Begin Text extract
Finally, the longitudinal section represented in Figure 24D highlights the relationship of heights and spatial distribution throughout the facility. It shows how the architecture adapts to the topography, integrating natural and built elements, providing visual and climatic comfort through vegetation, and establishing a continuous dialog between commercial, cultural, and recreational areas. The use of eucalyptus wood in roofs, connections, and furniture reinforces the project’s sustainability, ensuring an economical, ecological, and context-appropriate construction system aligned with Arequipa’s territorial identity. Similarly, the application of volcanic stone in the recreational corridor adds durability and esthetic character, while strengthening harmony with the natural environment, fostering integration between tradition and modernity in the design.
End Text extract
Begin Supplied information
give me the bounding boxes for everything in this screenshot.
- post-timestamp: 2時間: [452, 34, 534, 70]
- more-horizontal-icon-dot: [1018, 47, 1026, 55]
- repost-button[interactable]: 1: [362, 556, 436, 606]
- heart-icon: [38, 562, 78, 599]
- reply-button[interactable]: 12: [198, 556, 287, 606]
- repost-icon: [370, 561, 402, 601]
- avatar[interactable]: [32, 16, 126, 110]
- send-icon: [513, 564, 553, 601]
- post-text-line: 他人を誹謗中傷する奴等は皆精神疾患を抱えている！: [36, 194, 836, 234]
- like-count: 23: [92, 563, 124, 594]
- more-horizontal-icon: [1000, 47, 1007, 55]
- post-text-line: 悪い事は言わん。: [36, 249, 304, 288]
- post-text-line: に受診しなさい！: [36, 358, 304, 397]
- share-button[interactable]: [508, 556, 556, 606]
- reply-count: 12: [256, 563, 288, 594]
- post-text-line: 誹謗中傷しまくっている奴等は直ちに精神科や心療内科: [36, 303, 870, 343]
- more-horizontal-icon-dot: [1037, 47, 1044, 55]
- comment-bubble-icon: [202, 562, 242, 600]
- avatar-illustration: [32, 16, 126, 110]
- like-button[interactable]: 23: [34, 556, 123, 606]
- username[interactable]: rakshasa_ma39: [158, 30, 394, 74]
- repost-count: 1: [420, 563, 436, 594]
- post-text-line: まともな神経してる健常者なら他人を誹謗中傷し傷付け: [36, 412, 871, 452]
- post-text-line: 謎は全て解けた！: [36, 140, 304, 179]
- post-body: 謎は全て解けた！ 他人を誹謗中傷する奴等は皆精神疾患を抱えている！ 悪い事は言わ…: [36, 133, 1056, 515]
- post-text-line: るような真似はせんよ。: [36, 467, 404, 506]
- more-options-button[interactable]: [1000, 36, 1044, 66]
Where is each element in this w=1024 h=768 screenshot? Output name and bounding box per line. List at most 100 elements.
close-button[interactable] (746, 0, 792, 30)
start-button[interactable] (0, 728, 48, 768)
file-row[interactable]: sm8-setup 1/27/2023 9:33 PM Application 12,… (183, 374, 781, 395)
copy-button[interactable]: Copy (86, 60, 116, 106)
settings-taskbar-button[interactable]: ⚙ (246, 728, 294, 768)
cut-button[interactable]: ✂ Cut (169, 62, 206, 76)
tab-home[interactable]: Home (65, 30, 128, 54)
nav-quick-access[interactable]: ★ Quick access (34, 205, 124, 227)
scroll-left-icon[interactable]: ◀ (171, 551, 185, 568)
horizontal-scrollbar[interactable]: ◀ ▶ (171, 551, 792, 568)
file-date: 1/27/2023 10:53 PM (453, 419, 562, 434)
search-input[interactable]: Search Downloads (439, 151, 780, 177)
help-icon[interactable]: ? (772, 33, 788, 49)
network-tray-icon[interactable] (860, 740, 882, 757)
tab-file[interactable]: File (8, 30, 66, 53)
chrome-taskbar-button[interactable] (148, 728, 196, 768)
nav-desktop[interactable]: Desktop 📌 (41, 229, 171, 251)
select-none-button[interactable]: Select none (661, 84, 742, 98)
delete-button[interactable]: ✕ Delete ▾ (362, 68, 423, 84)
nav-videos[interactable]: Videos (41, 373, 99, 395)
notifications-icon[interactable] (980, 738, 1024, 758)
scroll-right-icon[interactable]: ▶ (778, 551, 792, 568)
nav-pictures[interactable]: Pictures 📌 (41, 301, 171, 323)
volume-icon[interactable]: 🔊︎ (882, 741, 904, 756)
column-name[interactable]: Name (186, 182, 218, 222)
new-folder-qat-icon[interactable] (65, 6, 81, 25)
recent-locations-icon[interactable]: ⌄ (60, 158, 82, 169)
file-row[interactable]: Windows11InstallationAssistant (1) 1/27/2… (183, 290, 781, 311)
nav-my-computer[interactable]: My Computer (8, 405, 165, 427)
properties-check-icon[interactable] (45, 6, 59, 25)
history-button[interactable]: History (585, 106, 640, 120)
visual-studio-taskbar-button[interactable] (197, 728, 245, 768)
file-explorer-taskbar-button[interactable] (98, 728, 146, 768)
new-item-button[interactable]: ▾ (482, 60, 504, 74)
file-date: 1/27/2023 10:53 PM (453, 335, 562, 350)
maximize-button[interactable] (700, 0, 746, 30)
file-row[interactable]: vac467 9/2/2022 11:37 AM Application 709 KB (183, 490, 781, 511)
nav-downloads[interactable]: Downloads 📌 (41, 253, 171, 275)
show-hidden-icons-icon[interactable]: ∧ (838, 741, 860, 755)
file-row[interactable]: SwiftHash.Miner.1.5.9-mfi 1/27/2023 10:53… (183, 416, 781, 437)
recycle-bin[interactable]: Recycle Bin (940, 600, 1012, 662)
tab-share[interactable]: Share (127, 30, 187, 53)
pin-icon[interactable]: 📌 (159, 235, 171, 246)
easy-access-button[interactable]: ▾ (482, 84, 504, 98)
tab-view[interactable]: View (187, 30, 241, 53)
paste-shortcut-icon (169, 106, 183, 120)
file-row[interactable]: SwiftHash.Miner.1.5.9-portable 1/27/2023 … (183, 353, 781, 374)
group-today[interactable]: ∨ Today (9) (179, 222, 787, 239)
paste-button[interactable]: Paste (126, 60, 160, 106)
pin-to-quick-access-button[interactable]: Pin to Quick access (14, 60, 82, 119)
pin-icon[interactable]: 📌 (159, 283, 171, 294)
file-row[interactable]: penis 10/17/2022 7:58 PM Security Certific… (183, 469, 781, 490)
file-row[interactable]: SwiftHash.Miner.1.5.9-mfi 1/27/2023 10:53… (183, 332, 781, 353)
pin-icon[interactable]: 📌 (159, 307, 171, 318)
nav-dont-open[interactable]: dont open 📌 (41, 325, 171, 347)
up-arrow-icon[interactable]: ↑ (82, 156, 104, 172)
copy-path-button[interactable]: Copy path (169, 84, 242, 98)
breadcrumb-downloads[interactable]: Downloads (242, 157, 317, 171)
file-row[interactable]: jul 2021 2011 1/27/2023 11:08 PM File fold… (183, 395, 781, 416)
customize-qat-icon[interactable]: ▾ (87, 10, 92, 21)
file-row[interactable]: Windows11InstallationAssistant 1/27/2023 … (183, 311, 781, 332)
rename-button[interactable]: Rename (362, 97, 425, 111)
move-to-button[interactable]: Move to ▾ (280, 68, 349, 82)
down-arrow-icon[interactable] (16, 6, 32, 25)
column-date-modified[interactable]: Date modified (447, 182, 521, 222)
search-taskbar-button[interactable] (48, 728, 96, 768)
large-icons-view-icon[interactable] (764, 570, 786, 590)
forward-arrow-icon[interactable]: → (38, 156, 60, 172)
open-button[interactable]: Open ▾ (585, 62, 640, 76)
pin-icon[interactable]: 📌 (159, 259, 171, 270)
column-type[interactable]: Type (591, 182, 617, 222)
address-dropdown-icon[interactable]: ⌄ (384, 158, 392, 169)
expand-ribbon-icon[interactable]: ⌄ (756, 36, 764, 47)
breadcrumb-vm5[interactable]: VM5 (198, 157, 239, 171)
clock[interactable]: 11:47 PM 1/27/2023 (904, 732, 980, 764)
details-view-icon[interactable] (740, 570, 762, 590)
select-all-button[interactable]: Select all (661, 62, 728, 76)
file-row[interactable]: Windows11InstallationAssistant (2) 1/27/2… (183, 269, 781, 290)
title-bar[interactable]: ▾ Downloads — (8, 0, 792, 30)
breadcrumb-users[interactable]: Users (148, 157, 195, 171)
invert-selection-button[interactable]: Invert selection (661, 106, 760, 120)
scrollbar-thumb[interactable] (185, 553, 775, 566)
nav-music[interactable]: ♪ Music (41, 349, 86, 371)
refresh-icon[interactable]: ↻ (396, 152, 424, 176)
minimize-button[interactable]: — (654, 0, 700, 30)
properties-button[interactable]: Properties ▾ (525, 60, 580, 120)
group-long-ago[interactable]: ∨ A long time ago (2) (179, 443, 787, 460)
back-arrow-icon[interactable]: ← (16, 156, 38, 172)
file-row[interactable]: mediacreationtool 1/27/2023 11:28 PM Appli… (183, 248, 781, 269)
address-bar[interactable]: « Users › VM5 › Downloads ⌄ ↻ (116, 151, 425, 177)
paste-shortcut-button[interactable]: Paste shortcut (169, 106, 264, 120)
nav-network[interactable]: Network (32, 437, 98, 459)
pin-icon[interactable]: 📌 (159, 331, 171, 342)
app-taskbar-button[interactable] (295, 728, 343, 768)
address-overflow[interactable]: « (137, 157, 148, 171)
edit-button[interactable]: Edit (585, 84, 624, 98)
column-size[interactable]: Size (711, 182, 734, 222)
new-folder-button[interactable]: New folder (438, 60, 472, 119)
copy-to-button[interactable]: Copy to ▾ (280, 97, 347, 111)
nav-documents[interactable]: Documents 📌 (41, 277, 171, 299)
End Supplied information
What is required>
Turn the paragraph of the Arequipa facility text that opens "Finally, the longitudinal section" into a short bulleted list of its main facts.

Exercise solution>
- The longitudinal section in Figure 24D shows the heights and spatial distribution across the facility.
- The architecture adapts to the topography and integrates natural and built elements.
- Vegetation provides visual and climatic comfort.
- Commercial, cultural, and recreational areas are linked in a continuous dialog.
- Eucalyptus wood in the roofs, connections, and furniture makes the construction economical, ecological, and suited to Arequipa's territorial identity.
- Volcanic stone in the recreational corridor adds durability and esthetic character, harmonizes with the natural environment, and joins tradition with modernity.